• [WHAT TO WORK ON]: Copy out the data below verbatim.

• [SOURCE MATERIAL]:
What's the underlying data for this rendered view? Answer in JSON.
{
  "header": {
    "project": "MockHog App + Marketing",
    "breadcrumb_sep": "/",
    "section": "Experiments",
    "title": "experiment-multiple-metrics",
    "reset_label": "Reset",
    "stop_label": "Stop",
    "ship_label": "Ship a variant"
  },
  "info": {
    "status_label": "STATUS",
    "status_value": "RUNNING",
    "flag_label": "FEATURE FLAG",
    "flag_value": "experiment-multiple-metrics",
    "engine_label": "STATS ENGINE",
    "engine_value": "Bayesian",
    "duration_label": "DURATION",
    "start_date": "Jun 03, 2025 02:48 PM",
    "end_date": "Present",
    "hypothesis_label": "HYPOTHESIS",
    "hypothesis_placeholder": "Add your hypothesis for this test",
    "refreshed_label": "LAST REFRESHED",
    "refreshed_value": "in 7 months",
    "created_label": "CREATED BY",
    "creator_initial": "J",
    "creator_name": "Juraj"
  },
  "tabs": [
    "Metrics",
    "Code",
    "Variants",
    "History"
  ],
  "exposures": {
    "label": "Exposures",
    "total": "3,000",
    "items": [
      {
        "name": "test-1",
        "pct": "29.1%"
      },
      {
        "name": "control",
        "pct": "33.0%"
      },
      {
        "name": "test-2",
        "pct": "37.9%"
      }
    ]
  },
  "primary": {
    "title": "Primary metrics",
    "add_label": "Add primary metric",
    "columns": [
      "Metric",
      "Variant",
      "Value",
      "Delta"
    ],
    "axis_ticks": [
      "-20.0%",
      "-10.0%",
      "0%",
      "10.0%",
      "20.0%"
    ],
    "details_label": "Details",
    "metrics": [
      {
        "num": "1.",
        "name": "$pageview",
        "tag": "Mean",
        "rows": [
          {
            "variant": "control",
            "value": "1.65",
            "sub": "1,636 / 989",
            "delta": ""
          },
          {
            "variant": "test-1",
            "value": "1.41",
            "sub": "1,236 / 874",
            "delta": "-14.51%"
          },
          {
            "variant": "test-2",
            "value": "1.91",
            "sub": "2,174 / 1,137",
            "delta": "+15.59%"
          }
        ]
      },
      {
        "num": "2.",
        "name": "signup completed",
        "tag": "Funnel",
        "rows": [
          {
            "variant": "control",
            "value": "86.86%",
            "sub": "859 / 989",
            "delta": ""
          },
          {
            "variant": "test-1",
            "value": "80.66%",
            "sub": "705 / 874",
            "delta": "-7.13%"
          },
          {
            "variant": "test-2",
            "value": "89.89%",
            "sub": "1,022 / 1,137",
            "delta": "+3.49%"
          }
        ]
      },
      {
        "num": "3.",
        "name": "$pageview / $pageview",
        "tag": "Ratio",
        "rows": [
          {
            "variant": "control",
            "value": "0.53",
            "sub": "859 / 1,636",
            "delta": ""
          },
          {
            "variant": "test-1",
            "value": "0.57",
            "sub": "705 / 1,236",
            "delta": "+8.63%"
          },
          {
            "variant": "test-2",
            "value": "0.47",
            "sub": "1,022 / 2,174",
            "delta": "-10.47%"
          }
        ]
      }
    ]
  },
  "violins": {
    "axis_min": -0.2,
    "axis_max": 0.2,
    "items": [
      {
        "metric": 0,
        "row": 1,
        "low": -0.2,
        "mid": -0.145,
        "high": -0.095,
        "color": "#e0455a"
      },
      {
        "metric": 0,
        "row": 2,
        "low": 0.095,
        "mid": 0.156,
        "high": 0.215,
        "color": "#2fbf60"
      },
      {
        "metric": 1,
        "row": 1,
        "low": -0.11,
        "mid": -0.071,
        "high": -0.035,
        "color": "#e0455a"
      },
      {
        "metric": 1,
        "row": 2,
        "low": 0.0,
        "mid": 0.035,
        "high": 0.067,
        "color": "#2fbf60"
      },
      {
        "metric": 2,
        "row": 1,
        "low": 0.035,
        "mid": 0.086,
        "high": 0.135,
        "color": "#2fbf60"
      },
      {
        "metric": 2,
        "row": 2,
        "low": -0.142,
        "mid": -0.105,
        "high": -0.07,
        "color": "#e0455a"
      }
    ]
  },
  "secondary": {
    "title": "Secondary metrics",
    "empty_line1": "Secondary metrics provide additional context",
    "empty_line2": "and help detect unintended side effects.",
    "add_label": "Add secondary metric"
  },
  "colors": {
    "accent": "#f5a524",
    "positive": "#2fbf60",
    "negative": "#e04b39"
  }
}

• [EXERCISE SOLUTION]:
What's the underlying data for this rendered view? Answer in JSON.
{
  "header": {
    "project": "MockHog App + Marketing",
    "breadcrumb_sep": "/",
    "section": "Experiments",
    "title": "experiment-multiple-metrics",
    "reset_label": "Reset",
    "stop_label": "Stop",
    "ship_label": "Ship a variant"
  },
  "info": {
    "status_label": "STATUS",
    "status_value": "RUNNING",
    "flag_label": "FEATURE FLAG",
    "flag_value": "experiment-multiple-metrics",
    "engine_label": "STATS ENGINE",
    "engine_value": "Bayesian",
    "duration_label": "DURATION",
    "start_date": "Jun 03, 2025 02:48 PM",
    "end_date": "Present",
    "hypothesis_label": "HYPOTHESIS",
    "hypothesis_placeholder": "Add your hypothesis for this test",
    "refreshed_label": "LAST REFRESHED",
    "refreshed_value": "in 7 months",
    "created_label": "CREATED BY",
    "creator_initial": "J",
    "creator_name": "Juraj"
  },
  "tabs": [
    "Metrics",
    "Code",
    "Variants",
    "History"
  ],
  "exposures": {
    "label": "Exposures",
    "total": "3,000",
    "items": [
      {
        "name": "test-1",
        "pct": "29.1%"
      },
      {
        "name": "control",
        "pct": "33.0%"
      },
      {
        "name": "test-2",
        "pct": "37.9%"
      }
    ]
  },
  "primary": {
    "title": "Primary metrics",
    "add_label": "Add primary metric",
    "columns": [
      "Metric",
      "Variant",
      "Value",
      "Delta"
    ],
    "axis_ticks": [
      "-20.0%",
      "-10.0%",
      "0%",
      "10.0%",
      "20.0%"
    ],
    "details_label": "Details",
    "metrics": [
      {
        "num": "1.",
        "name": "$pageview",
        "tag": "Mean",
        "rows": [
          {
            "variant": "control",
            "value": "1.65",
            "sub": "1,636 / 989",
            "delta": ""
          },
          {
            "variant": "test-1",
            "value": "1.41",
            "sub": "1,236 / 874",
            "delta": "-14.51%"
          },
          {
            "variant": "test-2",
            "value": "1.91",
            "sub": "2,174 / 1,137",
            "delta": "+15.59%"
          }
        ]
      },
      {
        "num": "2.",
        "name": "signup completed",
        "tag": "Funnel",
        "rows": [
          {
            "variant": "control",
            "value": "86.86%",
            "sub": "859 / 989",
            "delta": ""
          },
          {
            "variant": "test-1",
            "value": "80.66%",
            "sub": "705 / 874",
            "delta": "-7.13%"
          },
          {
            "variant": "test-2",
            "value": "89.89%",
            "sub": "1,022 / 1,137",
            "delta": "+3.49%"
          }
        ]
      },
      {
        "num": "3.",
        "name": "$pageview / $pageview",
        "tag": "Ratio",
        "rows": [
          {
            "variant": "control",
            "value": "0.53",
            "sub": "859 / 1,636",
            "delta": ""
          },
          {
            "variant": "test-1",
            "value": "0.57",
            "sub": "705 / 1,236",
            "delta": "+8.63%"
          },
          {
            "variant": "test-2",
            "value": "0.47",
            "sub": "1,022 / 2,174",
            "delta": "-10.47%"
          }
        ]
      }
    ]
  },
  "violins": {
    "axis_min": -0.2,
    "axis_max": 0.2,
    "items": [
      {
        "metric": 0,
        "row": 1,
        "low": -0.2,
        "mid": -0.145,
        "high": -0.095,
        "color": "#e0455a"
      },
      {
        "metric": 0,
        "row": 2,
        "low": 0.095,
        "mid": 0.156,
        "high": 0.215,
        "color": "#2fbf60"
      },
      {
        "metric": 1,
        "row": 1,
        "low": -0.11,
        "mid": -0.071,
        "high": -0.035,
        "color": "#e0455a"
      },
      {
        "metric": 1,
        "row": 2,
        "low": 0.0,
        "mid": 0.035,
        "high": 0.067,
        "color": "#2fbf60"
      },
      {
        "metric": 2,
        "row": 1,
        "low": 0.035,
        "mid": 0.086,
        "high": 0.135,
        "color": "#2fbf60"
      },
      {
        "metric": 2,
        "row": 2,
        "low": -0.142,
        "mid": -0.105,
        "high": -0.07,
        "color": "#e0455a"
      }
    ]
  },
  "secondary": {
    "title": "Secondary metrics",
    "empty_line1": "Secondary metrics provide additional context",
    "empty_line2": "and help detect unintended side effects.",
    "add_label": "Add secondary metric"
  },
  "colors": {
    "accent": "#f5a524",
    "positive": "#2fbf60",
    "negative": "#e04b39"
  }
}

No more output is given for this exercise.